§ Stated task
Copy out the entries exactly, from the first line to the last.

§ Data to use
------------------------------------------------
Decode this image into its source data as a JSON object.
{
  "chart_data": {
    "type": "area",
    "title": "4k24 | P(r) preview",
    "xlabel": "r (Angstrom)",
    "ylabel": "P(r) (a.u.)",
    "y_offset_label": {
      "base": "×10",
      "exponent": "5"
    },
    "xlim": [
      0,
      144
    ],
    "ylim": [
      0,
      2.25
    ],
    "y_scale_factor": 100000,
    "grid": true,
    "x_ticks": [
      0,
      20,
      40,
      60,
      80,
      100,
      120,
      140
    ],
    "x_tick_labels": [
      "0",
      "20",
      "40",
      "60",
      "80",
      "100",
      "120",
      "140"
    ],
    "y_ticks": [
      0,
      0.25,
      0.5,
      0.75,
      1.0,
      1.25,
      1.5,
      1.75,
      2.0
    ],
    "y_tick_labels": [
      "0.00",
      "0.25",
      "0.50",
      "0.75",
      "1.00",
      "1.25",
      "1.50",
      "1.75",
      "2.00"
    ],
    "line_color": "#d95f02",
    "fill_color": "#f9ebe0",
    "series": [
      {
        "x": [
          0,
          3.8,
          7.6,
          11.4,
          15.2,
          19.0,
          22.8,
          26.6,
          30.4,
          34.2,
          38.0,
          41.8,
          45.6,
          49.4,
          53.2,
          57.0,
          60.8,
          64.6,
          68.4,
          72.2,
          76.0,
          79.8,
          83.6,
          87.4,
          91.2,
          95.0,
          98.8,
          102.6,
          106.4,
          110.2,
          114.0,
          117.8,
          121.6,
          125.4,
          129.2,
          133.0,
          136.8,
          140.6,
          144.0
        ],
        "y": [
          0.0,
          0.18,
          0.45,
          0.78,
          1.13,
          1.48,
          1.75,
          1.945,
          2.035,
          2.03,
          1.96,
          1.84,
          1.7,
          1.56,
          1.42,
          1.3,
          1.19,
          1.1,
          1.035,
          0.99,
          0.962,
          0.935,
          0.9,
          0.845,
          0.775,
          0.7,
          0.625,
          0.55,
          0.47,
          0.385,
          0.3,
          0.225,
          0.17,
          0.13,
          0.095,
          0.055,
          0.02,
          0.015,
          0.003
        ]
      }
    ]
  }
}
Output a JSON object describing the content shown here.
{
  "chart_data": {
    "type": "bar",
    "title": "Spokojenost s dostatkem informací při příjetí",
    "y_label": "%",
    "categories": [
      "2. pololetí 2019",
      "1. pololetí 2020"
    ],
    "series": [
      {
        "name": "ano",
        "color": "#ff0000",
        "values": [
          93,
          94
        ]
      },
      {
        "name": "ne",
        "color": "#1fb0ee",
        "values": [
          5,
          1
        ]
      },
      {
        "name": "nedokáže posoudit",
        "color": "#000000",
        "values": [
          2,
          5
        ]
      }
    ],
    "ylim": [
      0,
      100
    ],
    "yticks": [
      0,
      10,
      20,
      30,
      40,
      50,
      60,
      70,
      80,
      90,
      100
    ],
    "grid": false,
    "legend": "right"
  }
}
------------------------------------------------
§ Correct response
Decode this image into its source data as a JSON object.
{
  "chart_data": {
    "type": "area",
    "title": "4k24 | P(r) preview",
    "xlabel": "r (Angstrom)",
    "ylabel": "P(r) (a.u.)",
    "y_offset_label": {
      "base": "×10",
      "exponent": "5"
    },
    "xlim": [
      0,
      144
    ],
    "ylim": [
      0,
      2.25
    ],
    "y_scale_factor": 100000,
    "grid": true,
    "x_ticks": [
      0,
      20,
      40,
      60,
      80,
      100,
      120,
      140
    ],
    "x_tick_labels": [
      "0",
      "20",
      "40",
      "60",
      "80",
      "100",
      "120",
      "140"
    ],
    "y_ticks": [
      0,
      0.25,
      0.5,
      0.75,
      1.0,
      1.25,
      1.5,
      1.75,
      2.0
    ],
    "y_tick_labels": [
      "0.00",
      "0.25",
      "0.50",
      "0.75",
      "1.00",
      "1.25",
      "1.50",
      "1.75",
      "2.00"
    ],
    "line_color": "#d95f02",
    "fill_color": "#f9ebe0",
    "series": [
      {
        "x": [
          0,
          3.8,
          7.6,
          11.4,
          15.2,
          19.0,
          22.8,
          26.6,
          30.4,
          34.2,
          38.0,
          41.8,
          45.6,
          49.4,
          53.2,
          57.0,
          60.8,
          64.6,
          68.4,
          72.2,
          76.0,
          79.8,
          83.6,
          87.4,
          91.2,
          95.0,
          98.8,
          102.6,
          106.4,
          110.2,
          114.0,
          117.8,
          121.6,
          125.4,
          129.2,
          133.0,
          136.8,
          140.6,
          144.0
        ],
        "y": [
          0.0,
          0.18,
          0.45,
          0.78,
          1.13,
          1.48,
          1.75,
          1.945,
          2.035,
          2.03,
          1.96,
          1.84,
          1.7,
          1.56,
          1.42,
          1.3,
          1.19,
          1.1,
          1.035,
          0.99,
          0.962,
          0.935,
          0.9,
          0.845,
          0.775,
          0.7,
          0.625,
          0.55,
          0.47,
          0.385,
          0.3,
          0.225,
          0.17,
          0.13,
          0.095,
          0.055,
          0.02,
          0.015,
          0.003
        ]
      }
    ]
  }
}
Output a JSON object describing the content shown here.
{
  "chart_data": {
    "type": "bar",
    "title": "Spokojenost s dostatkem informací při příjetí",
    "y_label": "%",
    "categories": [
      "2. pololetí 2019",
      "1. pololetí 2020"
    ],
    "series": [
      {
        "name": "ano",
        "color": "#ff0000",
        "values": [
          93,
          94
        ]
      },
      {
        "name": "ne",
        "color": "#1fb0ee",
        "values": [
          5,
          1
        ]
      },
      {
        "name": "nedokáže posoudit",
        "color": "#000000",
        "values": [
          2,
          5
        ]
      }
    ],
    "ylim": [
      0,
      100
    ],
    "yticks": [
      0,
      10,
      20,
      30,
      40,
      50,
      60,
      70,
      80,
      90,
      100
    ],
    "grid": false,
    "legend": "right"
  }
}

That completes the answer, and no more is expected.